EXERCISE PROMPT:
Leaving out all pictures, retype the records exactly.

================================

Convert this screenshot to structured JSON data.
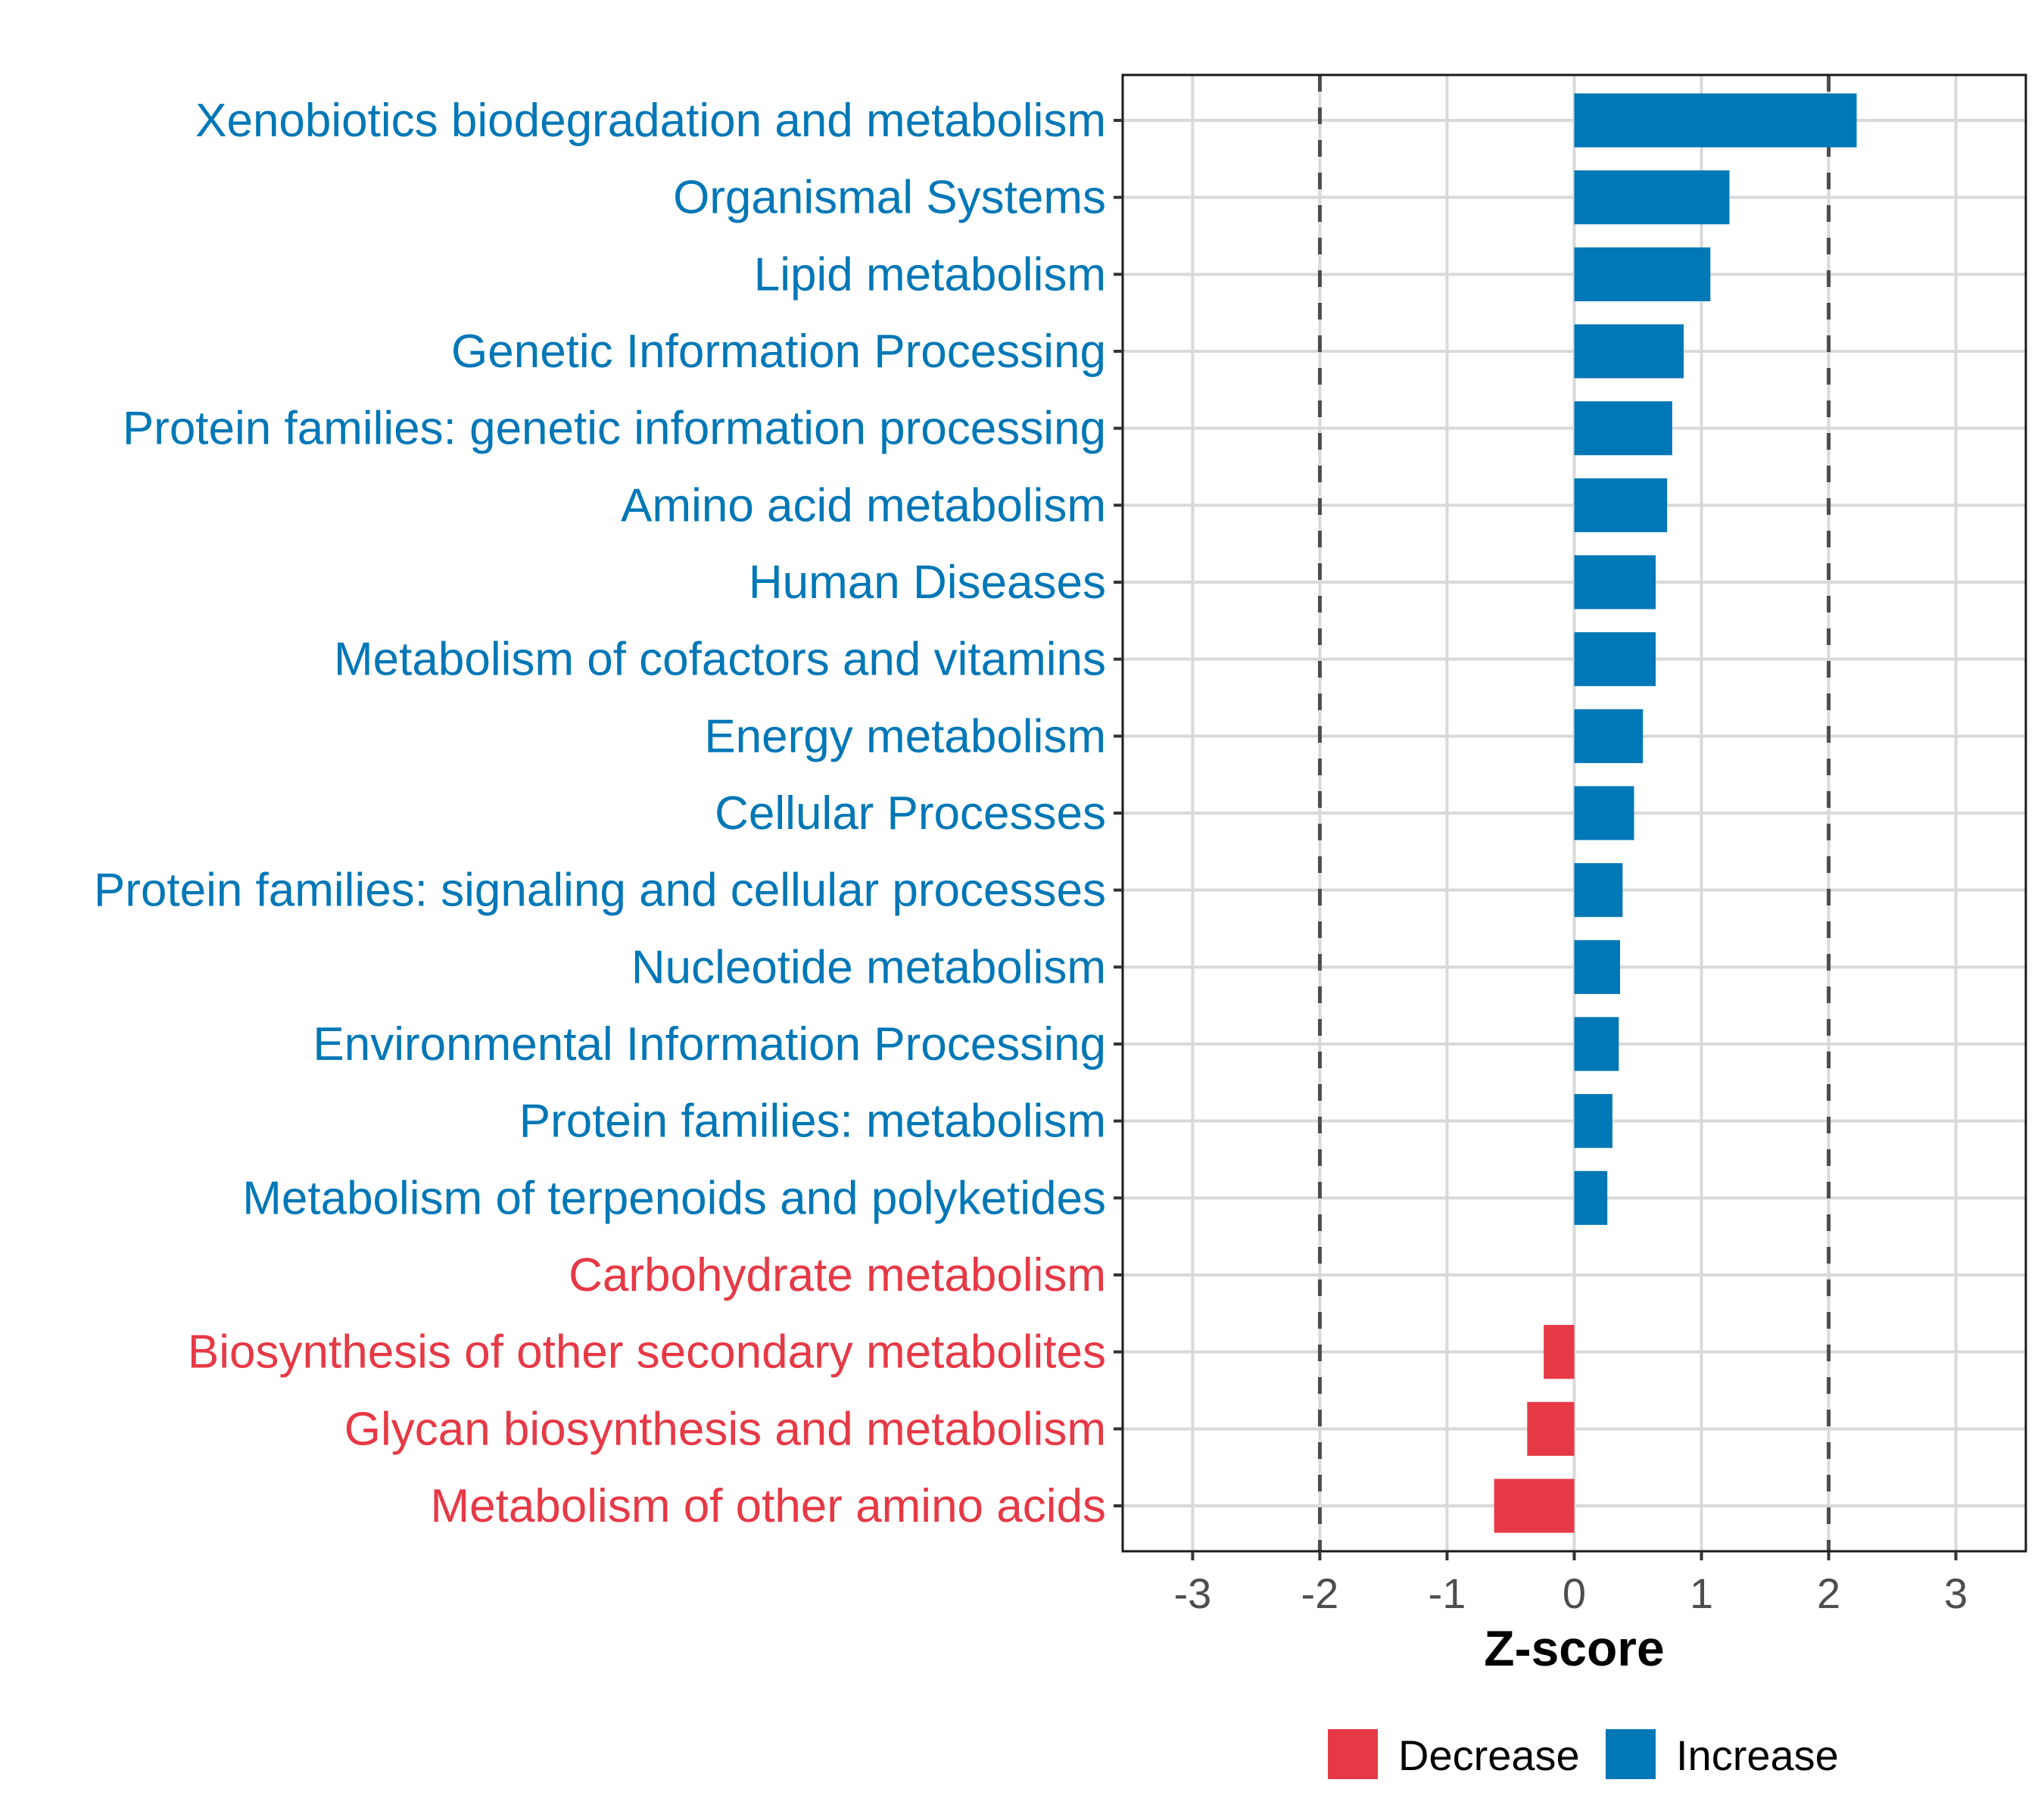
{
  "chart_data": {
    "type": "bar",
    "orientation": "horizontal",
    "title": "",
    "xlabel": "Z-score",
    "ylabel": "",
    "xlim": [
      -3.55,
      3.55
    ],
    "xticks": [
      -3,
      -2,
      -1,
      0,
      1,
      2,
      3
    ],
    "xtick_labels": [
      "-3",
      "-2",
      "-1",
      "0",
      "1",
      "2",
      "3"
    ],
    "reference_lines": [
      -2,
      2
    ],
    "grid": true,
    "legend_position": "bottom",
    "colors": {
      "Decrease": "#E63946",
      "Increase": "#0077B6"
    },
    "legend": [
      {
        "name": "Decrease",
        "color": "#E63946"
      },
      {
        "name": "Increase",
        "color": "#0077B6"
      }
    ],
    "categories": [
      "Xenobiotics biodegradation and metabolism",
      "Organismal Systems",
      "Lipid metabolism",
      "Genetic Information Processing",
      "Protein families: genetic information processing",
      "Amino acid metabolism",
      "Human Diseases",
      "Metabolism of cofactors and vitamins",
      "Energy metabolism",
      "Cellular Processes",
      "Protein families: signaling and cellular processes",
      "Nucleotide metabolism",
      "Environmental Information Processing",
      "Protein families: metabolism",
      "Metabolism of terpenoids and polyketides",
      "Carbohydrate metabolism",
      "Biosynthesis of other secondary metabolites",
      "Glycan biosynthesis and metabolism",
      "Metabolism of other amino acids"
    ],
    "values": [
      2.22,
      1.22,
      1.07,
      0.86,
      0.77,
      0.73,
      0.64,
      0.64,
      0.54,
      0.47,
      0.38,
      0.36,
      0.35,
      0.3,
      0.26,
      0.0,
      -0.24,
      -0.37,
      -0.63
    ],
    "groups": [
      "Increase",
      "Increase",
      "Increase",
      "Increase",
      "Increase",
      "Increase",
      "Increase",
      "Increase",
      "Increase",
      "Increase",
      "Increase",
      "Increase",
      "Increase",
      "Increase",
      "Increase",
      "Decrease",
      "Decrease",
      "Decrease",
      "Decrease"
    ]
  }
}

================================

RESPONSE BELOW:
Convert this screenshot to structured JSON data.
{
  "chart_data": {
    "type": "bar",
    "orientation": "horizontal",
    "title": "",
    "xlabel": "Z-score",
    "ylabel": "",
    "xlim": [
      -3.55,
      3.55
    ],
    "xticks": [
      -3,
      -2,
      -1,
      0,
      1,
      2,
      3
    ],
    "xtick_labels": [
      "-3",
      "-2",
      "-1",
      "0",
      "1",
      "2",
      "3"
    ],
    "reference_lines": [
      -2,
      2
    ],
    "grid": true,
    "legend_position": "bottom",
    "colors": {
      "Decrease": "#E63946",
      "Increase": "#0077B6"
    },
    "legend": [
      {
        "name": "Decrease",
        "color": "#E63946"
      },
      {
        "name": "Increase",
        "color": "#0077B6"
      }
    ],
    "categories": [
      "Xenobiotics biodegradation and metabolism",
      "Organismal Systems",
      "Lipid metabolism",
      "Genetic Information Processing",
      "Protein families: genetic information processing",
      "Amino acid metabolism",
      "Human Diseases",
      "Metabolism of cofactors and vitamins",
      "Energy metabolism",
      "Cellular Processes",
      "Protein families: signaling and cellular processes",
      "Nucleotide metabolism",
      "Environmental Information Processing",
      "Protein families: metabolism",
      "Metabolism of terpenoids and polyketides",
      "Carbohydrate metabolism",
      "Biosynthesis of other secondary metabolites",
      "Glycan biosynthesis and metabolism",
      "Metabolism of other amino acids"
    ],
    "values": [
      2.22,
      1.22,
      1.07,
      0.86,
      0.77,
      0.73,
      0.64,
      0.64,
      0.54,
      0.47,
      0.38,
      0.36,
      0.35,
      0.3,
      0.26,
      0.0,
      -0.24,
      -0.37,
      -0.63
    ],
    "groups": [
      "Increase",
      "Increase",
      "Increase",
      "Increase",
      "Increase",
      "Increase",
      "Increase",
      "Increase",
      "Increase",
      "Increase",
      "Increase",
      "Increase",
      "Increase",
      "Increase",
      "Increase",
      "Decrease",
      "Decrease",
      "Decrease",
      "Decrease"
    ]
  }
}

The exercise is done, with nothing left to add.